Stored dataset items

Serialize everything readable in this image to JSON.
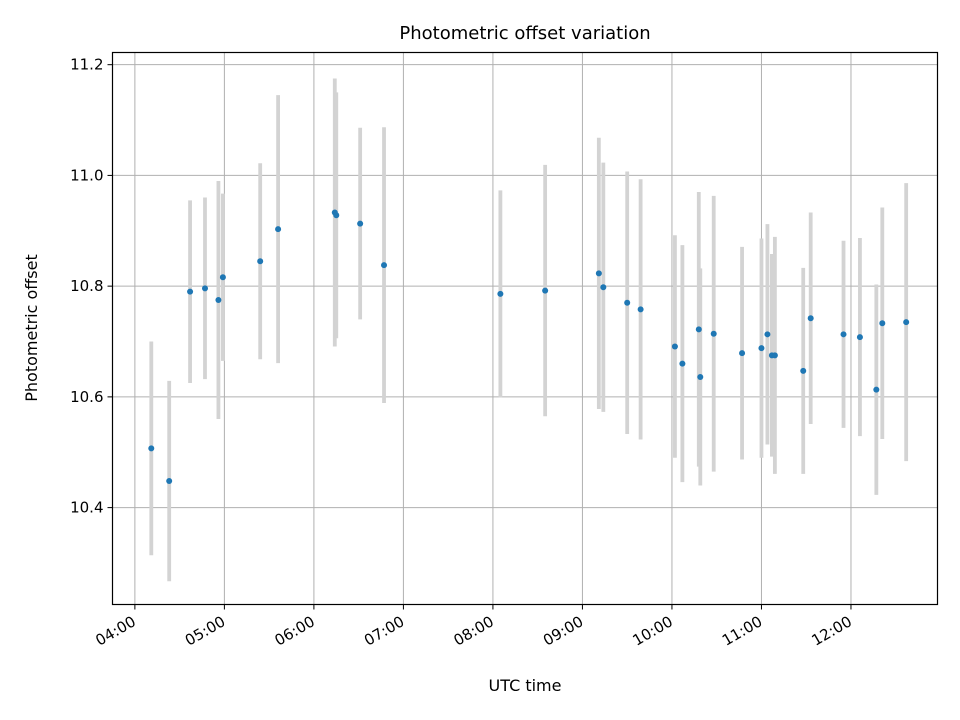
{
  "chart_data": {
    "type": "scatter",
    "title": "Photometric offset variation",
    "xlabel": "UTC time",
    "ylabel": "Photometric offset",
    "x_tick_labels": [
      "04:00",
      "05:00",
      "06:00",
      "07:00",
      "08:00",
      "09:00",
      "10:00",
      "11:00",
      "12:00"
    ],
    "y_ticks": [
      "10.4",
      "10.6",
      "10.8",
      "11.0",
      "11.2"
    ],
    "xlim": [
      "03:45",
      "12:58"
    ],
    "ylim": [
      10.225,
      11.222
    ],
    "grid": true,
    "marker_color": "#1f77b4",
    "errorbar_color": "#d3d3d3",
    "points": [
      {
        "x": "04:11",
        "y": 10.507,
        "err": 0.193
      },
      {
        "x": "04:23",
        "y": 10.448,
        "err": 0.181
      },
      {
        "x": "04:37",
        "y": 10.79,
        "err": 0.165
      },
      {
        "x": "04:47",
        "y": 10.796,
        "err": 0.164
      },
      {
        "x": "04:56",
        "y": 10.775,
        "err": 0.215
      },
      {
        "x": "04:59",
        "y": 10.816,
        "err": 0.151
      },
      {
        "x": "05:24",
        "y": 10.845,
        "err": 0.177
      },
      {
        "x": "05:36",
        "y": 10.903,
        "err": 0.242
      },
      {
        "x": "06:14",
        "y": 10.933,
        "err": 0.242
      },
      {
        "x": "06:15",
        "y": 10.928,
        "err": 0.222
      },
      {
        "x": "06:31",
        "y": 10.913,
        "err": 0.173
      },
      {
        "x": "06:47",
        "y": 10.838,
        "err": 0.249
      },
      {
        "x": "08:05",
        "y": 10.786,
        "err": 0.187
      },
      {
        "x": "08:35",
        "y": 10.792,
        "err": 0.227
      },
      {
        "x": "09:11",
        "y": 10.823,
        "err": 0.245
      },
      {
        "x": "09:14",
        "y": 10.798,
        "err": 0.225
      },
      {
        "x": "09:30",
        "y": 10.77,
        "err": 0.237
      },
      {
        "x": "09:39",
        "y": 10.758,
        "err": 0.235
      },
      {
        "x": "10:02",
        "y": 10.691,
        "err": 0.201
      },
      {
        "x": "10:07",
        "y": 10.66,
        "err": 0.214
      },
      {
        "x": "10:18",
        "y": 10.722,
        "err": 0.248
      },
      {
        "x": "10:19",
        "y": 10.636,
        "err": 0.196
      },
      {
        "x": "10:28",
        "y": 10.714,
        "err": 0.249
      },
      {
        "x": "10:47",
        "y": 10.679,
        "err": 0.192
      },
      {
        "x": "11:00",
        "y": 10.688,
        "err": 0.198
      },
      {
        "x": "11:04",
        "y": 10.713,
        "err": 0.199
      },
      {
        "x": "11:07",
        "y": 10.675,
        "err": 0.183
      },
      {
        "x": "11:09",
        "y": 10.675,
        "err": 0.214
      },
      {
        "x": "11:28",
        "y": 10.647,
        "err": 0.186
      },
      {
        "x": "11:33",
        "y": 10.742,
        "err": 0.191
      },
      {
        "x": "11:55",
        "y": 10.713,
        "err": 0.169
      },
      {
        "x": "12:06",
        "y": 10.708,
        "err": 0.179
      },
      {
        "x": "12:17",
        "y": 10.613,
        "err": 0.19
      },
      {
        "x": "12:21",
        "y": 10.733,
        "err": 0.209
      },
      {
        "x": "12:37",
        "y": 10.735,
        "err": 0.251
      }
    ]
  }
}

— Task goal —
Find the lines that include the string "offset", then copy each of them.

— Finished task —
    "title": "Photometric offset variation",
    "ylabel": "Photometric offset",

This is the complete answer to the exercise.